== Dataset entries ==

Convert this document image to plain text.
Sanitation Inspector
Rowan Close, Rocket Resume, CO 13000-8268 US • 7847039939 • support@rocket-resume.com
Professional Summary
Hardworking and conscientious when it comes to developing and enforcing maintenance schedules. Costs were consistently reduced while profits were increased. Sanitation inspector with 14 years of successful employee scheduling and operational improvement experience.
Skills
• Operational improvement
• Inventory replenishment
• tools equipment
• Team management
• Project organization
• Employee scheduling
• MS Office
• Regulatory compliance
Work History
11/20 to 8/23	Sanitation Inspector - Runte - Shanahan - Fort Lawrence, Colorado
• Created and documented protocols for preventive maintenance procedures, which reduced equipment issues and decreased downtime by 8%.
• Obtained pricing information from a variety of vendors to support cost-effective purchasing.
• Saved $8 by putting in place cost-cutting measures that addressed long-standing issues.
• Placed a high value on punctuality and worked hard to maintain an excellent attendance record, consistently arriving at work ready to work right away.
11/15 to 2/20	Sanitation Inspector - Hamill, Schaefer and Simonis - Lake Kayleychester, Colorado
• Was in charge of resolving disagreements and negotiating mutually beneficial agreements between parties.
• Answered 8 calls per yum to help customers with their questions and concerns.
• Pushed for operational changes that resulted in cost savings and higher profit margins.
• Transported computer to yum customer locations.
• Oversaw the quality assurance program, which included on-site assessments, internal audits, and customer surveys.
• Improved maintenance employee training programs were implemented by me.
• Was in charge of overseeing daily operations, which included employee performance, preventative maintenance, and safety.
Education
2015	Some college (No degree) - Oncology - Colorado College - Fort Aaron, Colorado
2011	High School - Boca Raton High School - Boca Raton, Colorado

===

What is asked:
Output each record exactly, leaving nothing out.

Right answer:
Convert this document image to plain text.
Sanitation Inspector
Rowan Close, Rocket Resume, CO 13000-8268 US • 7847039939 • support@rocket-resume.com
Professional Summary
Hardworking and conscientious when it comes to developing and enforcing maintenance schedules. Costs were consistently reduced while profits were increased. Sanitation inspector with 14 years of successful employee scheduling and operational improvement experience.
Skills
• Operational improvement
• Inventory replenishment
• tools equipment
• Team management
• Project organization
• Employee scheduling
• MS Office
• Regulatory compliance
Work History
11/20 to 8/23	Sanitation Inspector - Runte - Shanahan - Fort Lawrence, Colorado
• Created and documented protocols for preventive maintenance procedures, which reduced equipment issues and decreased downtime by 8%.
• Obtained pricing information from a variety of vendors to support cost-effective purchasing.
• Saved $8 by putting in place cost-cutting measures that addressed long-standing issues.
• Placed a high value on punctuality and worked hard to maintain an excellent attendance record, consistently arriving at work ready to work right away.
11/15 to 2/20	Sanitation Inspector - Hamill, Schaefer and Simonis - Lake Kayleychester, Colorado
• Was in charge of resolving disagreements and negotiating mutually beneficial agreements between parties.
• Answered 8 calls per yum to help customers with their questions and concerns.
• Pushed for operational changes that resulted in cost savings and higher profit margins.
• Transported computer to yum customer locations.
• Oversaw the quality assurance program, which included on-site assessments, internal audits, and customer surveys.
• Improved maintenance employee training programs were implemented by me.
• Was in charge of overseeing daily operations, which included employee performance, preventative maintenance, and safety.
Education
2015	Some college (No degree) - Oncology - Colorado College - Fort Aaron, Colorado
2011	High School - Boca Raton High School - Boca Raton, Colorado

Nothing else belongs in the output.